◆ Exercise brief ◆
Copy each line holding the string "diagonal".

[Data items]
====================

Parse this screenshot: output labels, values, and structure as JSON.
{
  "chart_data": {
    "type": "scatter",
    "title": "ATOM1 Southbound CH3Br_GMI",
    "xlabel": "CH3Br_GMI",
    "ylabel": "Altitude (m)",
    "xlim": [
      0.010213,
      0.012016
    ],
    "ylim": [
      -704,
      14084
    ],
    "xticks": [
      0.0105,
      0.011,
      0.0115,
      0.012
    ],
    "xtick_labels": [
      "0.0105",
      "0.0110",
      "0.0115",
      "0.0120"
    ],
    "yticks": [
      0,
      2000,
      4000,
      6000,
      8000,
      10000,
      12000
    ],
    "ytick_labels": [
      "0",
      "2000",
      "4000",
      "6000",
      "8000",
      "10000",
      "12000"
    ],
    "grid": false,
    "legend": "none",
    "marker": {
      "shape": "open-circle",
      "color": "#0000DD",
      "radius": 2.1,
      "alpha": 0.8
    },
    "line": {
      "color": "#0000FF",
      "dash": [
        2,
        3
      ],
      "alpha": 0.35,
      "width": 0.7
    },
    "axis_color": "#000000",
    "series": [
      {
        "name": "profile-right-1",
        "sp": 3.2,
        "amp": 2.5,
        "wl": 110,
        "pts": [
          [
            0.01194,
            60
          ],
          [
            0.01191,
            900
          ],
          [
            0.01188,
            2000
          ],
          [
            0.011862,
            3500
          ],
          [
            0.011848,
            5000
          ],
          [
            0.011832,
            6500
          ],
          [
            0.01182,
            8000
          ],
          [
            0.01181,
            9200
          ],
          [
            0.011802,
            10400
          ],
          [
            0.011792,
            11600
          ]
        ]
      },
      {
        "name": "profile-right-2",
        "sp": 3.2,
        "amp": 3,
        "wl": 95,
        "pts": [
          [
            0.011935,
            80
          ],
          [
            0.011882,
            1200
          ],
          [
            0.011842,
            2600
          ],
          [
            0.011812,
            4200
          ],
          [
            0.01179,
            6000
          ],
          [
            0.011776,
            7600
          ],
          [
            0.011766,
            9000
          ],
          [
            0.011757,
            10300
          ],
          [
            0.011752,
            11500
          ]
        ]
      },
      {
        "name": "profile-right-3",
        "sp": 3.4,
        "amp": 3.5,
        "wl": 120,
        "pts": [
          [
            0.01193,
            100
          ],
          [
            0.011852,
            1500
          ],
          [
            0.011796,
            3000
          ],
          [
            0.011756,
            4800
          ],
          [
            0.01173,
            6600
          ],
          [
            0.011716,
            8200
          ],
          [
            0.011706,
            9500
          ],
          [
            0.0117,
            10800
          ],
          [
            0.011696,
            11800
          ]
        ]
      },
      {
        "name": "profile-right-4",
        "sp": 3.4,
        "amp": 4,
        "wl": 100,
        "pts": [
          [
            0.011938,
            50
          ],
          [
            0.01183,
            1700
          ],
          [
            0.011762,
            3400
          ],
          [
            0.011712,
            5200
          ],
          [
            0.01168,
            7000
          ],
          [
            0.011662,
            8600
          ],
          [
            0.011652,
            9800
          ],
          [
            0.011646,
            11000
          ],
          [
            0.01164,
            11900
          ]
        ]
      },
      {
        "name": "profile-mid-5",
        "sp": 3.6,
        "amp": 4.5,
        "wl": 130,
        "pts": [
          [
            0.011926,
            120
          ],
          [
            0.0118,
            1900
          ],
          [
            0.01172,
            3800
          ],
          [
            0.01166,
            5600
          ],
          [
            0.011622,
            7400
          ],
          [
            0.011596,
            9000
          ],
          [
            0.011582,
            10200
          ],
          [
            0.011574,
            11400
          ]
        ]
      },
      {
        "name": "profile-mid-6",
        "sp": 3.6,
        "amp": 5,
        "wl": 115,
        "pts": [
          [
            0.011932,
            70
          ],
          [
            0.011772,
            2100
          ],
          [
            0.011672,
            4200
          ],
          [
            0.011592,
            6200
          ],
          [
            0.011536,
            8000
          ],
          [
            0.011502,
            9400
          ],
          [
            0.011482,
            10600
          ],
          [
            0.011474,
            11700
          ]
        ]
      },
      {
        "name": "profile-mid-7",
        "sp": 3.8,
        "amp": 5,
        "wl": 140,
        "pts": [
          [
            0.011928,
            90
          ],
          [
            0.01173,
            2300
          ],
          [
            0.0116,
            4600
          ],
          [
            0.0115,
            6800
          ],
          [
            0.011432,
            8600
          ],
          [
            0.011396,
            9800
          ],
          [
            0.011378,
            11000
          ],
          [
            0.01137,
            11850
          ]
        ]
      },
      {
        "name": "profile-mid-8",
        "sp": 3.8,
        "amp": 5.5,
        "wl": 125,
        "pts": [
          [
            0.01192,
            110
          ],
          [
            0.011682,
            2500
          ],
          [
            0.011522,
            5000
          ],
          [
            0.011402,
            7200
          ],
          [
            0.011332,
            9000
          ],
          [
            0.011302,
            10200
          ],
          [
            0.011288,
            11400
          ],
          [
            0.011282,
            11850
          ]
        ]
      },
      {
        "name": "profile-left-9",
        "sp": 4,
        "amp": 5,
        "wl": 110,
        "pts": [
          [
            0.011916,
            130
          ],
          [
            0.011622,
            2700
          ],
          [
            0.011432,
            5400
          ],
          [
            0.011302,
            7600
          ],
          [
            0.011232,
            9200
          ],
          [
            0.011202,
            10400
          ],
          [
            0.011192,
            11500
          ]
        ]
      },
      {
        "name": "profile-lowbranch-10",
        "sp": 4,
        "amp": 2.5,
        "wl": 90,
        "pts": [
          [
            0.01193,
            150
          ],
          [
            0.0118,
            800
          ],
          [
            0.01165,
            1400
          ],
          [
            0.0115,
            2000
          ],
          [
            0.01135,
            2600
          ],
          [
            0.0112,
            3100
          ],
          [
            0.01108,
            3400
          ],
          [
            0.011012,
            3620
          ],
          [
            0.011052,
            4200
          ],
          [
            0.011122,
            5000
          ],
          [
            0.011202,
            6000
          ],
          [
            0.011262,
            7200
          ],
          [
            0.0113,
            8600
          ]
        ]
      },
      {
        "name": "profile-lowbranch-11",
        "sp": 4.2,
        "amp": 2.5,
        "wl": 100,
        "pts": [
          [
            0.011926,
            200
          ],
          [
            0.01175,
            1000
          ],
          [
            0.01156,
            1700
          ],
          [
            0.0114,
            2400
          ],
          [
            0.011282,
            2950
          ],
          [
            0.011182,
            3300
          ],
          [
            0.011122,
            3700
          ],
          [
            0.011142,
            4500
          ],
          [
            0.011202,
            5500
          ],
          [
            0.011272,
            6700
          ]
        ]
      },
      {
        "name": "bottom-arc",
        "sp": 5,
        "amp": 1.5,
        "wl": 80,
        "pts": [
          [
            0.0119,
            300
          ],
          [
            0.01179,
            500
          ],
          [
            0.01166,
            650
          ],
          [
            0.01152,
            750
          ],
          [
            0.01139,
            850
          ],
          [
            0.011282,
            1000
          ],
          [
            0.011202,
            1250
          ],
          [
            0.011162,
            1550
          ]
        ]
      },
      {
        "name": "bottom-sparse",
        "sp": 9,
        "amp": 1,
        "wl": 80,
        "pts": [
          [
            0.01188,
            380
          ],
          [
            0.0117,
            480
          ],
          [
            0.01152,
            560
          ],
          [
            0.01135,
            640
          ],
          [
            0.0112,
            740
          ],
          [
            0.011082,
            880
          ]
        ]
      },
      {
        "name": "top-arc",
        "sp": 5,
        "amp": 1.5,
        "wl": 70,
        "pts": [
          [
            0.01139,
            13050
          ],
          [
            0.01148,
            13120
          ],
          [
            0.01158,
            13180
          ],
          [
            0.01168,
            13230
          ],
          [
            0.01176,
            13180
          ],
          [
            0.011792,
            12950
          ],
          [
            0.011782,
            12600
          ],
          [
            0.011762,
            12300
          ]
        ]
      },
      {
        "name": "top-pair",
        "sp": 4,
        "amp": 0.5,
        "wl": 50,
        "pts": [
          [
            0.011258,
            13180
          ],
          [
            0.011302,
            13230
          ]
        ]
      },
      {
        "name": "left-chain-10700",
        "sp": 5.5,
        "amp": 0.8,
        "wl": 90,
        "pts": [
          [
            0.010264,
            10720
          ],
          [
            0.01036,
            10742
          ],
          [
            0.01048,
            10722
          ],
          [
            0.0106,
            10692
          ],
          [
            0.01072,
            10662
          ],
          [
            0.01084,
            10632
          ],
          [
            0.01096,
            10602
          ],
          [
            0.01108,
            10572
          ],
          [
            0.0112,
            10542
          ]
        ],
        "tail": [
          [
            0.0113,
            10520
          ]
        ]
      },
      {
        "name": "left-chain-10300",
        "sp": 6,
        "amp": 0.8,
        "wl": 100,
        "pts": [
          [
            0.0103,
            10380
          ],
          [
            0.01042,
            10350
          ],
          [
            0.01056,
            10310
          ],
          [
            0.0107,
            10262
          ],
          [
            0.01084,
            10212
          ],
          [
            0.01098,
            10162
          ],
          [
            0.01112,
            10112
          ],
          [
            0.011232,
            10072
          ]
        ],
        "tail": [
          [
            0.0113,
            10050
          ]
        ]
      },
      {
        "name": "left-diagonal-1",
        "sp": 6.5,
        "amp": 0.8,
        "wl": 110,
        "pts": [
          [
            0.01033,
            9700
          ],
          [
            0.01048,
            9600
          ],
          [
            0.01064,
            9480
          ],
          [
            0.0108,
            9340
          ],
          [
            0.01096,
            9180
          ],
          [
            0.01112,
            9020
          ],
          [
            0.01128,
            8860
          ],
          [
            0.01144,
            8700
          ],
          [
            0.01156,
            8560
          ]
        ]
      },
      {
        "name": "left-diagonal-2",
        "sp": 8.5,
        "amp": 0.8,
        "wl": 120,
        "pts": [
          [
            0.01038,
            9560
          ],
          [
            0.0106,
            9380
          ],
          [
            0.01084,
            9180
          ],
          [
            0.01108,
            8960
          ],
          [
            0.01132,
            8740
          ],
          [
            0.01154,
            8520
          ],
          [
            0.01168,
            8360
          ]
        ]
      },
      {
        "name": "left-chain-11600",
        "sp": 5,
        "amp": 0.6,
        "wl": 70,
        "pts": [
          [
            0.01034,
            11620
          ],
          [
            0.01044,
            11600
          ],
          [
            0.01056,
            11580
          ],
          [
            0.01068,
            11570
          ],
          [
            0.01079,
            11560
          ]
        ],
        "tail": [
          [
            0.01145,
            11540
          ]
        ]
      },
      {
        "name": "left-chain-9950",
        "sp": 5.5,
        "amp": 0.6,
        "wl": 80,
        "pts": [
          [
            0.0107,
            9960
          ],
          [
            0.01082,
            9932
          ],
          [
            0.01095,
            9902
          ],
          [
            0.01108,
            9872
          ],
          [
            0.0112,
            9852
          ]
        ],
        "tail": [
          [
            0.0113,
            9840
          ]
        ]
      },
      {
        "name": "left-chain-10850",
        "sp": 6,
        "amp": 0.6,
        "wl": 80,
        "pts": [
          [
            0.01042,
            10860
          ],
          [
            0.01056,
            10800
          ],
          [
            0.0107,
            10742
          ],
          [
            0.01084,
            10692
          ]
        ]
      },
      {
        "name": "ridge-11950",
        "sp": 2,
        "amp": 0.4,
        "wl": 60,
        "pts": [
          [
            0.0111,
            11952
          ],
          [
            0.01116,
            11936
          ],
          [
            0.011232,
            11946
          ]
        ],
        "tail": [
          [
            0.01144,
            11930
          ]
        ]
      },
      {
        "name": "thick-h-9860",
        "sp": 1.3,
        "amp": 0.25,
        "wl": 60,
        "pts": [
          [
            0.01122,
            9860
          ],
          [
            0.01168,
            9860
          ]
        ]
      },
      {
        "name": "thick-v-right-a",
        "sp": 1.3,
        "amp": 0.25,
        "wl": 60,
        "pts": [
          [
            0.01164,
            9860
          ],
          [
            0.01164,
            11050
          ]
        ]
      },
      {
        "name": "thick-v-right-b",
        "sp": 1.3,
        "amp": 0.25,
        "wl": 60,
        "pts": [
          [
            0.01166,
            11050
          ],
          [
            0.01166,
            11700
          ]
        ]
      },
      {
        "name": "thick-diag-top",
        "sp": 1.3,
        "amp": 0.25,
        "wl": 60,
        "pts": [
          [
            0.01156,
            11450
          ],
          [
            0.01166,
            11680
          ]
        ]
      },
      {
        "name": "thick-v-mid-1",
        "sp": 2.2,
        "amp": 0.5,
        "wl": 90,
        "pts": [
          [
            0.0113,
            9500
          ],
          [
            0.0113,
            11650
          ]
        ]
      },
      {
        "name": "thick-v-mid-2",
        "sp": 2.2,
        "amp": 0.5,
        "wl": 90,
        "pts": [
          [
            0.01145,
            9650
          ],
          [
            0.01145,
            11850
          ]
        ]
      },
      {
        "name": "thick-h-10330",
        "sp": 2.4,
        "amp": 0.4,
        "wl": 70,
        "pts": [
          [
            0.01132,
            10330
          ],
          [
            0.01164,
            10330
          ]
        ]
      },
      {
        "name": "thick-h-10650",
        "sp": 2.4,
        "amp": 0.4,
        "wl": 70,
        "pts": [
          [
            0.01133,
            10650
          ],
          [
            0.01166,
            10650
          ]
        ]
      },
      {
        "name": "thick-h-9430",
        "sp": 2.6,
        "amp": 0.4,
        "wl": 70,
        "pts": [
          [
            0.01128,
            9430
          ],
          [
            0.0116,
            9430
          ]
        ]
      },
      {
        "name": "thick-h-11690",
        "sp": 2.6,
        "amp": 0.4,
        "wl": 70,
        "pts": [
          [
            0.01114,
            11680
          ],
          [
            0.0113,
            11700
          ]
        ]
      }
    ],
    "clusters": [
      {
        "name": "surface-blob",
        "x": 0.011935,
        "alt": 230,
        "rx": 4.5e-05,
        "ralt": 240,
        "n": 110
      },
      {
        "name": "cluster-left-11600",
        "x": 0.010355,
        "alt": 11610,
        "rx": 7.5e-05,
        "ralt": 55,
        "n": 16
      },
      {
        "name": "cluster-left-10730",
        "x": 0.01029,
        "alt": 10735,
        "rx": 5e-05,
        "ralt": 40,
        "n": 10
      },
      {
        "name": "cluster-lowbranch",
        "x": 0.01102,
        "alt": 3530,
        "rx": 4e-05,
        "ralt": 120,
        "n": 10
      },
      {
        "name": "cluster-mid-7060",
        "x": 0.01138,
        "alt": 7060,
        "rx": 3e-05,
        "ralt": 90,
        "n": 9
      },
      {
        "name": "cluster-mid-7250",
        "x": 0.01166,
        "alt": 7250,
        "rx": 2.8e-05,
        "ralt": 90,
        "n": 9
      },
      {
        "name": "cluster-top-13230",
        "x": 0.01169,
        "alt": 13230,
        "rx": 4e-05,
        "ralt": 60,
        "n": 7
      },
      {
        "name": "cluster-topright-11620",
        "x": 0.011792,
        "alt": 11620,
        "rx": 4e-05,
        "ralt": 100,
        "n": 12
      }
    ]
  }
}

====================

◆ Solution below ◆
        "name": "left-diagonal-1",
        "name": "left-diagonal-2",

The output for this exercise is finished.